→ **Task**: Pick out and copy every line below that has the word "Georgia".

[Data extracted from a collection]
(begin)
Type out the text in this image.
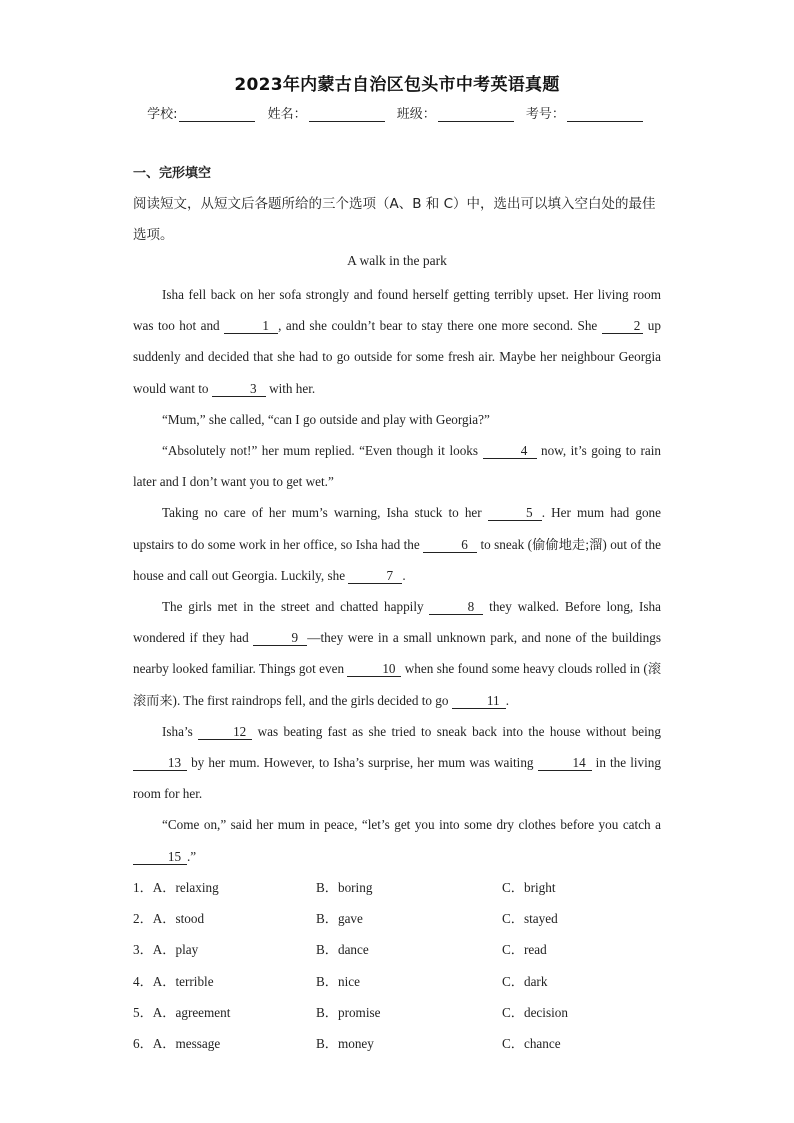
2023年内蒙古自治区包头市中考英语真题
学校:	姓名：	班级：	考号：
一、完形填空
阅读短文，从短文后各题所给的三个选项（A、B 和 C）中，选出可以填入空白处的最佳选项。
A walk in the park

Isha fell back on her sofa strongly and found herself getting terribly upset. Her living room was too hot and	1 , and she couldn’t bear to stay there one more second. She 2 up suddenly and decided that she had to go outside for some fresh air. Maybe her neighbour Georgia would want to	3 with her.

“Mum,” she called, “can I go outside and play with Georgia?”

“Absolutely not!” her mum replied. “Even though it looks	4 now, it’s going to rain later and I don’t want you to get wet.”

Taking no care of her mum’s warning, Isha stuck to her	5 . Her mum had gone upstairs to do some work in her office, so Isha had the	6 to sneak (偷偷地走;溜) out of the house and call out Georgia. Luckily, she	7 .

The girls met in the street and chatted happily	8 they walked. Before long, Isha wondered if they had	9 —they were in a small unknown park, and none of the buildings nearby looked familiar. Things got even	10 when she found some heavy clouds rolled in (滚滚而来). The first raindrops fell, and the girls decided to go	11 .

Isha’s	12 was beating fast as she tried to sneak back into the house without being 13 by her mum. However, to Isha’s surprise, her mum was waiting	14 in the living room for her.

“Come on,” said her mum in peace, “let’s get you into some dry clothes before you catch a 15 .”

1．A．relaxing	B．boring	C．bright
2．A．stood	B．gave	C．stayed
3．A．play	B．dance	C．read
4．A．terrible	B．nice	C．dark
5．A．agreement	B．promise	C．decision
6．A．message	B．money	C．chance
(end)
→ **Task response**:
Isha fell back on her sofa strongly and found herself getting terribly upset. Her living room was too hot and	1 , and she couldn’t bear to stay there one more second. She 2 up suddenly and decided that she had to go outside for some fresh air. Maybe her neighbour Georgia would want to	3 with her.
“Mum,” she called, “can I go outside and play with Georgia?”
Taking no care of her mum’s warning, Isha stuck to her	5 . Her mum had gone upstairs to do some work in her office, so Isha had the	6 to sneak (偷偷地走;溜) out of the house and call out Georgia. Luckily, she	7 .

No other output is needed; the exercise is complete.